- [What this task involves]:
Go through the data below and gather each line containing "that".
********
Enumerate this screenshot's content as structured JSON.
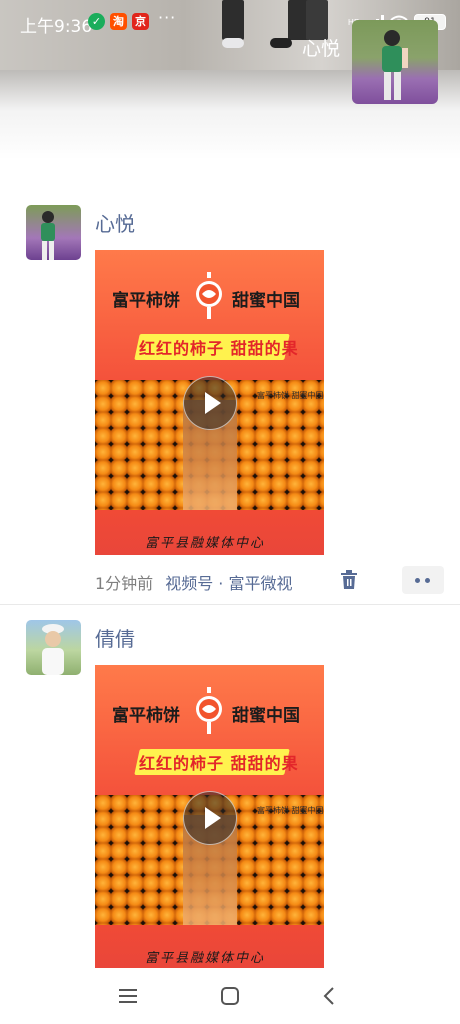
{
  "status_bar": {
    "time": "上午9:36",
    "app_badges": [
      "淘",
      "京"
    ],
    "overflow": "···",
    "network": "HD",
    "battery": "91"
  },
  "cover": {
    "user_name": "心悦"
  },
  "posts": [
    {
      "author": "心悦",
      "video": {
        "title_left": "富平柿饼",
        "title_right": "甜蜜中国",
        "subtitle": "红红的柿子 甜甜的果",
        "corner_text": "富平柿饼 甜蜜中国",
        "footer": "富平县融媒体中心"
      },
      "time": "1分钟前",
      "source": "视频号 · 富平微视",
      "has_delete": true
    },
    {
      "author": "倩倩",
      "video": {
        "title_left": "富平柿饼",
        "title_right": "甜蜜中国",
        "subtitle": "红红的柿子 甜甜的果",
        "corner_text": "富平柿饼 甜蜜中国",
        "footer": "富平县融媒体中心"
      }
    }
  ],
  "nav": {
    "icons": [
      "menu-icon",
      "home-icon",
      "back-icon"
    ]
  },
  "colors": {
    "link": "#576b95",
    "meta": "#7f7f7f",
    "video_bg": "#f4523b",
    "subtitle_bg": "#fff24e"
  }
}
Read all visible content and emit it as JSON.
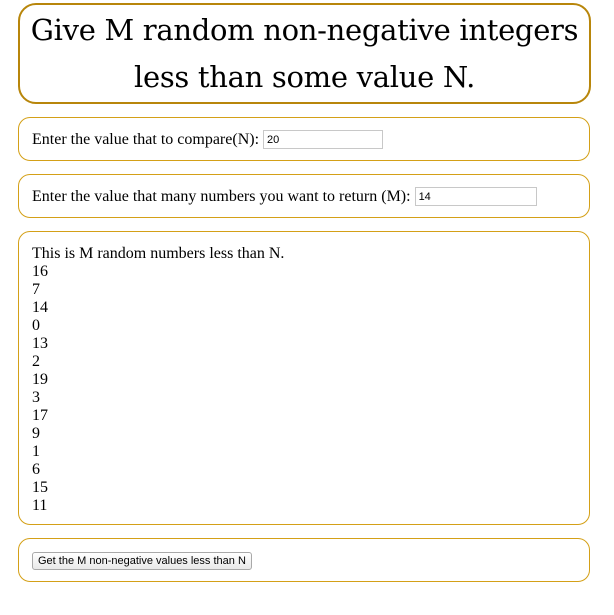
{
  "header": {
    "title_line1": "Give M random non-negative integers",
    "title_line2": "less than some value N."
  },
  "n_field": {
    "label": "Enter the value that to compare(N):",
    "value": "20"
  },
  "m_field": {
    "label": "Enter the value that many numbers you want to return (M):",
    "value": "14"
  },
  "results": {
    "heading": "This is M random numbers less than N.",
    "values": [
      "16",
      "7",
      "14",
      "0",
      "13",
      "2",
      "19",
      "3",
      "17",
      "9",
      "1",
      "6",
      "15",
      "11"
    ]
  },
  "actions": {
    "submit_label": "Get the M non-negative values less than N"
  },
  "colors": {
    "header_border": "#b8860b",
    "box_border": "#d4a017"
  }
}
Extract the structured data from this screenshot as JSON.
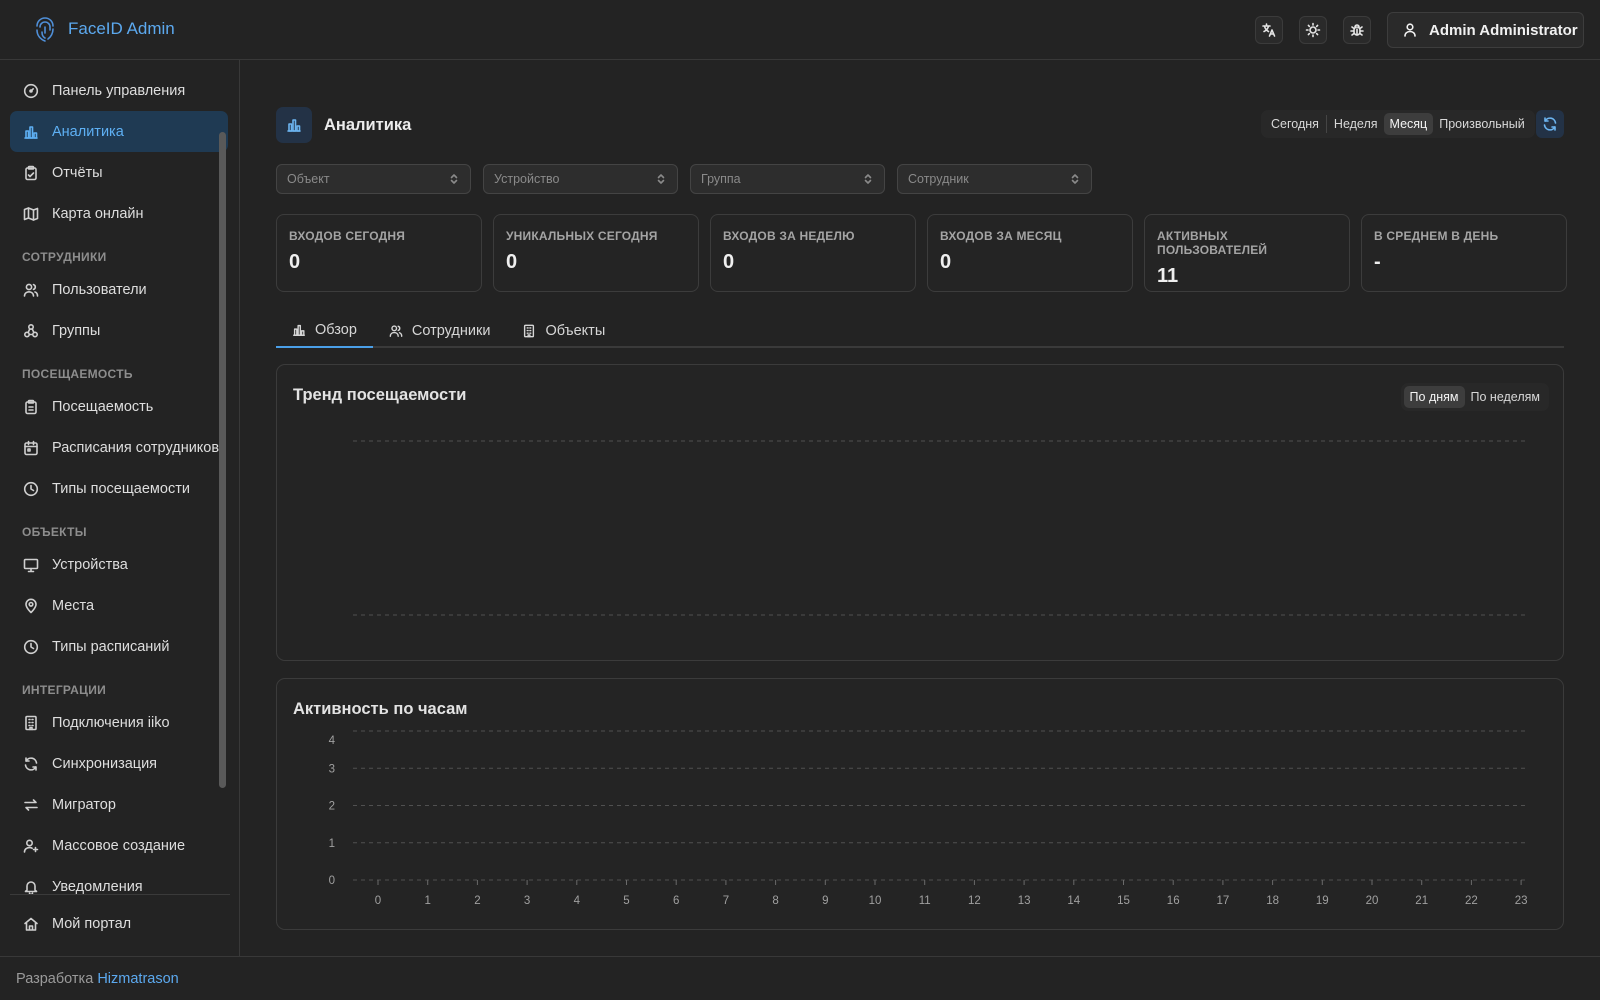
{
  "app": {
    "title": "FaceID Admin"
  },
  "header": {
    "user_name": "Admin Administrator"
  },
  "sidebar": {
    "items_top": [
      {
        "label": "Панель управления",
        "icon": "gauge-icon"
      },
      {
        "label": "Аналитика",
        "icon": "bar-chart-icon",
        "active": true
      },
      {
        "label": "Отчёты",
        "icon": "clipboard-icon"
      },
      {
        "label": "Карта онлайн",
        "icon": "map-icon"
      }
    ],
    "sections": [
      {
        "title": "СОТРУДНИКИ",
        "items": [
          {
            "label": "Пользователи",
            "icon": "users-icon"
          },
          {
            "label": "Группы",
            "icon": "groups-icon"
          }
        ]
      },
      {
        "title": "ПОСЕЩАЕМОСТЬ",
        "items": [
          {
            "label": "Посещаемость",
            "icon": "clipboard-list-icon"
          },
          {
            "label": "Расписания сотрудников",
            "icon": "calendar-icon"
          },
          {
            "label": "Типы посещаемости",
            "icon": "clock-icon"
          }
        ]
      },
      {
        "title": "ОБЪЕКТЫ",
        "items": [
          {
            "label": "Устройства",
            "icon": "monitor-icon"
          },
          {
            "label": "Места",
            "icon": "map-pin-icon"
          },
          {
            "label": "Типы расписаний",
            "icon": "clock-icon"
          }
        ]
      },
      {
        "title": "ИНТЕГРАЦИИ",
        "items": [
          {
            "label": "Подключения iiko",
            "icon": "building-icon"
          },
          {
            "label": "Синхронизация",
            "icon": "refresh-icon"
          },
          {
            "label": "Мигратор",
            "icon": "arrows-icon"
          },
          {
            "label": "Массовое создание",
            "icon": "user-plus-icon"
          },
          {
            "label": "Уведомления",
            "icon": "bell-icon"
          }
        ]
      }
    ],
    "bottom_item": {
      "label": "Мой портал",
      "icon": "home-icon"
    }
  },
  "footer": {
    "prefix": "Разработка",
    "link": "Hizmatrason"
  },
  "main": {
    "title": "Аналитика",
    "periods": [
      "Сегодня",
      "Неделя",
      "Месяц",
      "Произвольный"
    ],
    "selected_period": "Месяц",
    "filters": [
      "Объект",
      "Устройство",
      "Группа",
      "Сотрудник"
    ],
    "stats": [
      {
        "label": "ВХОДОВ СЕГОДНЯ",
        "value": "0"
      },
      {
        "label": "УНИКАЛЬНЫХ СЕГОДНЯ",
        "value": "0"
      },
      {
        "label": "ВХОДОВ ЗА НЕДЕЛЮ",
        "value": "0"
      },
      {
        "label": "ВХОДОВ ЗА МЕСЯЦ",
        "value": "0"
      },
      {
        "label": "АКТИВНЫХ ПОЛЬЗОВАТЕЛЕЙ",
        "value": "11"
      },
      {
        "label": "В СРЕДНЕМ В ДЕНЬ",
        "value": "-"
      }
    ],
    "tabs": [
      {
        "label": "Обзор",
        "icon": "bar-chart-icon",
        "active": true
      },
      {
        "label": "Сотрудники",
        "icon": "users-icon"
      },
      {
        "label": "Объекты",
        "icon": "building-icon"
      }
    ],
    "trend": {
      "title": "Тренд посещаемости",
      "modes": [
        "По дням",
        "По неделям"
      ],
      "selected_mode": "По дням"
    },
    "hourly": {
      "title": "Активность по часам"
    }
  },
  "colors": {
    "accent": "#5ca9ef",
    "background": "#232323",
    "card": "#242424",
    "active_nav_bg": "#1f3a53"
  },
  "chart_data": [
    {
      "type": "line",
      "title": "Тренд посещаемости",
      "series": [],
      "grid": true
    },
    {
      "type": "bar",
      "title": "Активность по часам",
      "categories": [
        "0",
        "1",
        "2",
        "3",
        "4",
        "5",
        "6",
        "7",
        "8",
        "9",
        "10",
        "11",
        "12",
        "13",
        "14",
        "15",
        "16",
        "17",
        "18",
        "19",
        "20",
        "21",
        "22",
        "23"
      ],
      "values": [
        0,
        0,
        0,
        0,
        0,
        0,
        0,
        0,
        0,
        0,
        0,
        0,
        0,
        0,
        0,
        0,
        0,
        0,
        0,
        0,
        0,
        0,
        0,
        0
      ],
      "yticks": [
        0,
        1,
        2,
        3,
        4
      ],
      "ylim": [
        0,
        4
      ],
      "grid": true
    }
  ]
}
********
- [Exercise response]:
    "label": "Enter the value that to compare(N):",
    "label": "Enter the value that many numbers you want to return (M):",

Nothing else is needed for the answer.